**WHAT TO WORK ON:** Copy down all of the data underneath, exactly as shown.

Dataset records
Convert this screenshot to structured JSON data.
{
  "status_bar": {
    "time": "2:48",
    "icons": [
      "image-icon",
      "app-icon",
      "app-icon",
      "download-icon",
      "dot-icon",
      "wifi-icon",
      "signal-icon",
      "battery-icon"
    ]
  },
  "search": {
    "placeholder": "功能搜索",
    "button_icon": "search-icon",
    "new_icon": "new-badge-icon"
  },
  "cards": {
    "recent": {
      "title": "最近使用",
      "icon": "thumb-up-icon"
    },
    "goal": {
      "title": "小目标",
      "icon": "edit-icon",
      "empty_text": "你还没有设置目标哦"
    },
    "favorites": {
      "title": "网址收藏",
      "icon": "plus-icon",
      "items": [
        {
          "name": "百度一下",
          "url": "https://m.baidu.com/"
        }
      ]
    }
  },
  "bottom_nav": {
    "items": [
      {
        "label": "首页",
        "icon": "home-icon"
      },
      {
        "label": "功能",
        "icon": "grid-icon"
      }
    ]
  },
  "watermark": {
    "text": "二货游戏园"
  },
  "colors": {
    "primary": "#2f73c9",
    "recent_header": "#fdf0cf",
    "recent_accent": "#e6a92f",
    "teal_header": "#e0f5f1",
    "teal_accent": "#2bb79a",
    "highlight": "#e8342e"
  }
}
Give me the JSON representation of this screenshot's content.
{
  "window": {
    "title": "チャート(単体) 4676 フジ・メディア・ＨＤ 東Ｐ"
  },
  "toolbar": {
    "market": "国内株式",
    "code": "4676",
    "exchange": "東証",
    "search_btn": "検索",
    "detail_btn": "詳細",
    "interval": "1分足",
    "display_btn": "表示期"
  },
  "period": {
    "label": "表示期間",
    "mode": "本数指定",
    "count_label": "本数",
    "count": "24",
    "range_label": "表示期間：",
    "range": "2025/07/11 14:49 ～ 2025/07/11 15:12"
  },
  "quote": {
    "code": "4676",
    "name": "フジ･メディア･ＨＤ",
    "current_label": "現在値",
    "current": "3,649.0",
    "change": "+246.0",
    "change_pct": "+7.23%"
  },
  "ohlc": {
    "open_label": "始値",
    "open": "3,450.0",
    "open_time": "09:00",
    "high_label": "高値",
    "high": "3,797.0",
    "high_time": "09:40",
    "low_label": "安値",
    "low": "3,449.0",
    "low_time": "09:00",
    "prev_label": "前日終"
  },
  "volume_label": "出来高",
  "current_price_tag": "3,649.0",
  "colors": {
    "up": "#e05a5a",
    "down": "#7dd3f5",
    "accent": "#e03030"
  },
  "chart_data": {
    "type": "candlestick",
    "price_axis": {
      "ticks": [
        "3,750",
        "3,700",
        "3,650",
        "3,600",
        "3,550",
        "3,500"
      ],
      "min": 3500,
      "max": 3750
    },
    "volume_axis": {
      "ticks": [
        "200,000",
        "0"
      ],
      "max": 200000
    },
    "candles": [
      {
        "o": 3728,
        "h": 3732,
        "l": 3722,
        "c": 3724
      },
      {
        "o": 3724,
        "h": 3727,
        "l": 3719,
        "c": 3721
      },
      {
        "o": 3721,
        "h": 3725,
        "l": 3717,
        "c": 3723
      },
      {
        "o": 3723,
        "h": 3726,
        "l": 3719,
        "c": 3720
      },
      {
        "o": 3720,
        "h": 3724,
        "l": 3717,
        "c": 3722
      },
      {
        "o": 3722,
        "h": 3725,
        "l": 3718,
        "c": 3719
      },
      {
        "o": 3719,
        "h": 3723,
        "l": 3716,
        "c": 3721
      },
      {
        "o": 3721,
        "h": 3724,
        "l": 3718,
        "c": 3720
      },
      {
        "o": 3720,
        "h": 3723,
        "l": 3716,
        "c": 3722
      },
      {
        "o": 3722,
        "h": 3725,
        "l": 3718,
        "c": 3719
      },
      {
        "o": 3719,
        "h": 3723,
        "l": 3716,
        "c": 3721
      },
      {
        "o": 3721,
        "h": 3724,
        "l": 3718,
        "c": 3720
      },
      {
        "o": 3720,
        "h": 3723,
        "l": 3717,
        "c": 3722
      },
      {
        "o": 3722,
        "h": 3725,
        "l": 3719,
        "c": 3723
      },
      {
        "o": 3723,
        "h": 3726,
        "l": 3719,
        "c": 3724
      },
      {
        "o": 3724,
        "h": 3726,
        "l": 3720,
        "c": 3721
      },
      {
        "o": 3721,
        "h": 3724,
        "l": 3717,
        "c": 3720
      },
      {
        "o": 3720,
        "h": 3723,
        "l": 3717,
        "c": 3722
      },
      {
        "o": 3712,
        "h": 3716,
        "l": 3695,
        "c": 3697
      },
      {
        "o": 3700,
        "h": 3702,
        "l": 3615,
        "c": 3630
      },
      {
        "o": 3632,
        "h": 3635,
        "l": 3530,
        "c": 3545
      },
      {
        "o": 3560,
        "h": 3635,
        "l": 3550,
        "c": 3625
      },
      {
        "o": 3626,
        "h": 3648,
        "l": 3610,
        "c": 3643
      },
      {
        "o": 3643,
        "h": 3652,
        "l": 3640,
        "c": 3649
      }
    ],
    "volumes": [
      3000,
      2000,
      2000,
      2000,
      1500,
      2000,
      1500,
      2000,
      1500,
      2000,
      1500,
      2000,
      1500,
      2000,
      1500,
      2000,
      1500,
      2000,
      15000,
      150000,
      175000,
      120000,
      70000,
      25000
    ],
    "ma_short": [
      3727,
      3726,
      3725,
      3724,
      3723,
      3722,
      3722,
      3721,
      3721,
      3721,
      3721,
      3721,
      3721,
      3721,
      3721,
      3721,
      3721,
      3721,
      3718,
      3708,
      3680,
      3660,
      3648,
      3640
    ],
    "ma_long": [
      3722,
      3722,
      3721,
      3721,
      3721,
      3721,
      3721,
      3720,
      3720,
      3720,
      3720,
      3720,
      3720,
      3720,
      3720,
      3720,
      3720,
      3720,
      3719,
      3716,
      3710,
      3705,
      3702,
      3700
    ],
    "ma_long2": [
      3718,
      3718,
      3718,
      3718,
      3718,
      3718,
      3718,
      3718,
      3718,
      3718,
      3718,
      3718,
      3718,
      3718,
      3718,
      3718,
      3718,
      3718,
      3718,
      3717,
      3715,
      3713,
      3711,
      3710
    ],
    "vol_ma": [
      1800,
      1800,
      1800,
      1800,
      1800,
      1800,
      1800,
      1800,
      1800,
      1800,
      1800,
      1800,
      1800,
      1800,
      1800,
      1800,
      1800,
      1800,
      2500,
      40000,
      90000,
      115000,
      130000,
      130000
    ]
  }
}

**WRITTEN ANSWER:**
Convert this screenshot to structured JSON data.
{
  "status_bar": {
    "time": "2:48",
    "icons": [
      "image-icon",
      "app-icon",
      "app-icon",
      "download-icon",
      "dot-icon",
      "wifi-icon",
      "signal-icon",
      "battery-icon"
    ]
  },
  "search": {
    "placeholder": "功能搜索",
    "button_icon": "search-icon",
    "new_icon": "new-badge-icon"
  },
  "cards": {
    "recent": {
      "title": "最近使用",
      "icon": "thumb-up-icon"
    },
    "goal": {
      "title": "小目标",
      "icon": "edit-icon",
      "empty_text": "你还没有设置目标哦"
    },
    "favorites": {
      "title": "网址收藏",
      "icon": "plus-icon",
      "items": [
        {
          "name": "百度一下",
          "url": "https://m.baidu.com/"
        }
      ]
    }
  },
  "bottom_nav": {
    "items": [
      {
        "label": "首页",
        "icon": "home-icon"
      },
      {
        "label": "功能",
        "icon": "grid-icon"
      }
    ]
  },
  "watermark": {
    "text": "二货游戏园"
  },
  "colors": {
    "primary": "#2f73c9",
    "recent_header": "#fdf0cf",
    "recent_accent": "#e6a92f",
    "teal_header": "#e0f5f1",
    "teal_accent": "#2bb79a",
    "highlight": "#e8342e"
  }
}
Give me the JSON representation of this screenshot's content.
{
  "window": {
    "title": "チャート(単体) 4676 フジ・メディア・ＨＤ 東Ｐ"
  },
  "toolbar": {
    "market": "国内株式",
    "code": "4676",
    "exchange": "東証",
    "search_btn": "検索",
    "detail_btn": "詳細",
    "interval": "1分足",
    "display_btn": "表示期"
  },
  "period": {
    "label": "表示期間",
    "mode": "本数指定",
    "count_label": "本数",
    "count": "24",
    "range_label": "表示期間：",
    "range": "2025/07/11 14:49 ～ 2025/07/11 15:12"
  },
  "quote": {
    "code": "4676",
    "name": "フジ･メディア･ＨＤ",
    "current_label": "現在値",
    "current": "3,649.0",
    "change": "+246.0",
    "change_pct": "+7.23%"
  },
  "ohlc": {
    "open_label": "始値",
    "open": "3,450.0",
    "open_time": "09:00",
    "high_label": "高値",
    "high": "3,797.0",
    "high_time": "09:40",
    "low_label": "安値",
    "low": "3,449.0",
    "low_time": "09:00",
    "prev_label": "前日終"
  },
  "volume_label": "出来高",
  "current_price_tag": "3,649.0",
  "colors": {
    "up": "#e05a5a",
    "down": "#7dd3f5",
    "accent": "#e03030"
  },
  "chart_data": {
    "type": "candlestick",
    "price_axis": {
      "ticks": [
        "3,750",
        "3,700",
        "3,650",
        "3,600",
        "3,550",
        "3,500"
      ],
      "min": 3500,
      "max": 3750
    },
    "volume_axis": {
      "ticks": [
        "200,000",
        "0"
      ],
      "max": 200000
    },
    "candles": [
      {
        "o": 3728,
        "h": 3732,
        "l": 3722,
        "c": 3724
      },
      {
        "o": 3724,
        "h": 3727,
        "l": 3719,
        "c": 3721
      },
      {
        "o": 3721,
        "h": 3725,
        "l": 3717,
        "c": 3723
      },
      {
        "o": 3723,
        "h": 3726,
        "l": 3719,
        "c": 3720
      },
      {
        "o": 3720,
        "h": 3724,
        "l": 3717,
        "c": 3722
      },
      {
        "o": 3722,
        "h": 3725,
        "l": 3718,
        "c": 3719
      },
      {
        "o": 3719,
        "h": 3723,
        "l": 3716,
        "c": 3721
      },
      {
        "o": 3721,
        "h": 3724,
        "l": 3718,
        "c": 3720
      },
      {
        "o": 3720,
        "h": 3723,
        "l": 3716,
        "c": 3722
      },
      {
        "o": 3722,
        "h": 3725,
        "l": 3718,
        "c": 3719
      },
      {
        "o": 3719,
        "h": 3723,
        "l": 3716,
        "c": 3721
      },
      {
        "o": 3721,
        "h": 3724,
        "l": 3718,
        "c": 3720
      },
      {
        "o": 3720,
        "h": 3723,
        "l": 3717,
        "c": 3722
      },
      {
        "o": 3722,
        "h": 3725,
        "l": 3719,
        "c": 3723
      },
      {
        "o": 3723,
        "h": 3726,
        "l": 3719,
        "c": 3724
      },
      {
        "o": 3724,
        "h": 3726,
        "l": 3720,
        "c": 3721
      },
      {
        "o": 3721,
        "h": 3724,
        "l": 3717,
        "c": 3720
      },
      {
        "o": 3720,
        "h": 3723,
        "l": 3717,
        "c": 3722
      },
      {
        "o": 3712,
        "h": 3716,
        "l": 3695,
        "c": 3697
      },
      {
        "o": 3700,
        "h": 3702,
        "l": 3615,
        "c": 3630
      },
      {
        "o": 3632,
        "h": 3635,
        "l": 3530,
        "c": 3545
      },
      {
        "o": 3560,
        "h": 3635,
        "l": 3550,
        "c": 3625
      },
      {
        "o": 3626,
        "h": 3648,
        "l": 3610,
        "c": 3643
      },
      {
        "o": 3643,
        "h": 3652,
        "l": 3640,
        "c": 3649
      }
    ],
    "volumes": [
      3000,
      2000,
      2000,
      2000,
      1500,
      2000,
      1500,
      2000,
      1500,
      2000,
      1500,
      2000,
      1500,
      2000,
      1500,
      2000,
      1500,
      2000,
      15000,
      150000,
      175000,
      120000,
      70000,
      25000
    ],
    "ma_short": [
      3727,
      3726,
      3725,
      3724,
      3723,
      3722,
      3722,
      3721,
      3721,
      3721,
      3721,
      3721,
      3721,
      3721,
      3721,
      3721,
      3721,
      3721,
      3718,
      3708,
      3680,
      3660,
      3648,
      3640
    ],
    "ma_long": [
      3722,
      3722,
      3721,
      3721,
      3721,
      3721,
      3721,
      3720,
      3720,
      3720,
      3720,
      3720,
      3720,
      3720,
      3720,
      3720,
      3720,
      3720,
      3719,
      3716,
      3710,
      3705,
      3702,
      3700
    ],
    "ma_long2": [
      3718,
      3718,
      3718,
      3718,
      3718,
      3718,
      3718,
      3718,
      3718,
      3718,
      3718,
      3718,
      3718,
      3718,
      3718,
      3718,
      3718,
      3718,
      3718,
      3717,
      3715,
      3713,
      3711,
      3710
    ],
    "vol_ma": [
      1800,
      1800,
      1800,
      1800,
      1800,
      1800,
      1800,
      1800,
      1800,
      1800,
      1800,
      1800,
      1800,
      1800,
      1800,
      1800,
      1800,
      1800,
      2500,
      40000,
      90000,
      115000,
      130000,
      130000
    ]
  }
}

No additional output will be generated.